TEKS BACAAN:
Nikmati berita interaktif dan LIVE report 24 jam hanya di TribunX
Tribun

Dissenting Opinion, Hakim MK Saldi Isra Singgung Orde Baru, Anies Baswedan Manggut-manggut

Hakim MK Saldi Isra embacakan alasannya memberikan dissenting opinion atas putusan MK soal sengketa Pilpres 2024.

Penulis: Hasanudin Aco
zoom-in Dissenting Opinion, Hakim MK Saldi Isra Singgung Orde Baru, Anies Baswedan Manggut-manggut
Tangkapan Layar Youtube
Pemohon I Anies Baswedan dan Muhamin Iskandar menyimak penjelasan Hakim MK Saldi Isra/ Via Kompas.TV 

TRIBUNNEWS.COM, JAKARTA - Mahkamah Konstitusi (MK) memutuskan menolak gugatan sengketa Pilpres yang diajukan oleh pemohon I, akni kubu pasangan calon presiden dan wakil presiden nomor urut 01 Anies Baswedan-Muhaimin Iskandar.

"Dalam eksepsi, menolak eksepsi pemohon. Dalam pokok permohonan, Menolak permohonan pemohon untuk seluruhnya," ucap Ketua MK Suhartoyo  membacakan amar putusan di ruang sidang pleno MK di Jakarta pada Senin (22/4/2024).

Meski demikian terdapat 3 hakim konstitusi yang dissenting opinion atau berbeda pendapat terkait putusan MK.

Tiga hakim itu adalah Saldi Isra, Enny Nurbaningsih, dan Arief Hidayat.

Penjelasan Hakim Saldi Isra

Dalam sidang itu, Hakim MK Saldi Isra membacakan alasannya memberikan dissenting opinion.

“Secara pribadi sebagai hakim saya memiliki keyakinan yang berbeda dengan hakim yang lain,” ujar Saldi Isra saat membacakan pandangannya di ruang sidang.

Berita Rekomendasi

Saldi Isra mengatakan Pemilu harus dijalankan jujur dan adil yang mengatur asas langsung, jujur adil, sebagai asaz pemilu.

DATA TERSIMPAN:
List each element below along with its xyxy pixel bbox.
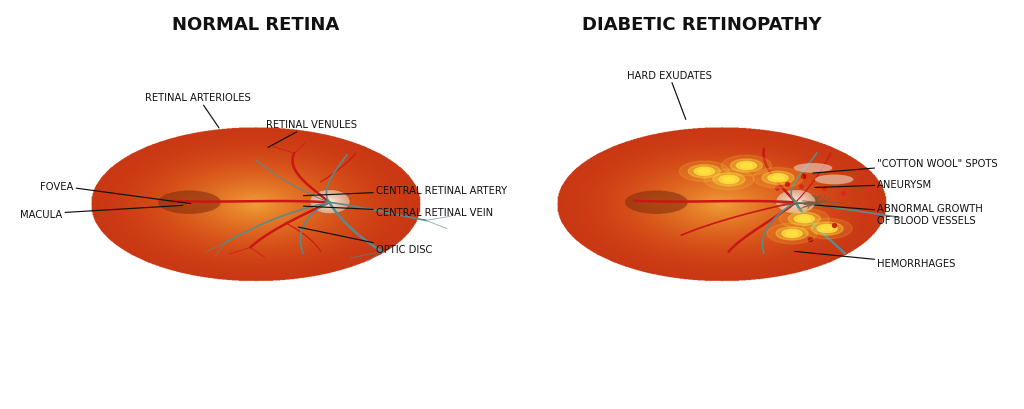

YANG PERLU DILAKUKAN: Salin seluruh teks bacaan di atas tentang dissenting opinion Hakim MK Saldi Isra, kata demi kata, tanpa perubahan sedikit pun.

JAWABAN LATIHAN INI:
Nikmati berita interaktif dan LIVE report 24 jam hanya di TribunX
Tribun

Dissenting Opinion, Hakim MK Saldi Isra Singgung Orde Baru, Anies Baswedan Manggut-manggut

Hakim MK Saldi Isra embacakan alasannya memberikan dissenting opinion atas putusan MK soal sengketa Pilpres 2024.

Penulis: Hasanudin Aco
zoom-in Dissenting Opinion, Hakim MK Saldi Isra Singgung Orde Baru, Anies Baswedan Manggut-manggut
Tangkapan Layar Youtube
Pemohon I Anies Baswedan dan Muhamin Iskandar menyimak penjelasan Hakim MK Saldi Isra/ Via Kompas.TV 

TRIBUNNEWS.COM, JAKARTA - Mahkamah Konstitusi (MK) memutuskan menolak gugatan sengketa Pilpres yang diajukan oleh pemohon I, akni kubu pasangan calon presiden dan wakil presiden nomor urut 01 Anies Baswedan-Muhaimin Iskandar.

"Dalam eksepsi, menolak eksepsi pemohon. Dalam pokok permohonan, Menolak permohonan pemohon untuk seluruhnya," ucap Ketua MK Suhartoyo  membacakan amar putusan di ruang sidang pleno MK di Jakarta pada Senin (22/4/2024).

Meski demikian terdapat 3 hakim konstitusi yang dissenting opinion atau berbeda pendapat terkait putusan MK.

Tiga hakim itu adalah Saldi Isra, Enny Nurbaningsih, dan Arief Hidayat.

Penjelasan Hakim Saldi Isra

Dalam sidang itu, Hakim MK Saldi Isra membacakan alasannya memberikan dissenting opinion.

“Secara pribadi sebagai hakim saya memiliki keyakinan yang berbeda dengan hakim yang lain,” ujar Saldi Isra saat membacakan pandangannya di ruang sidang.

Berita Rekomendasi

Saldi Isra mengatakan Pemilu harus dijalankan jujur dan adil yang mengatur asas langsung, jujur adil, sebagai asaz pemilu.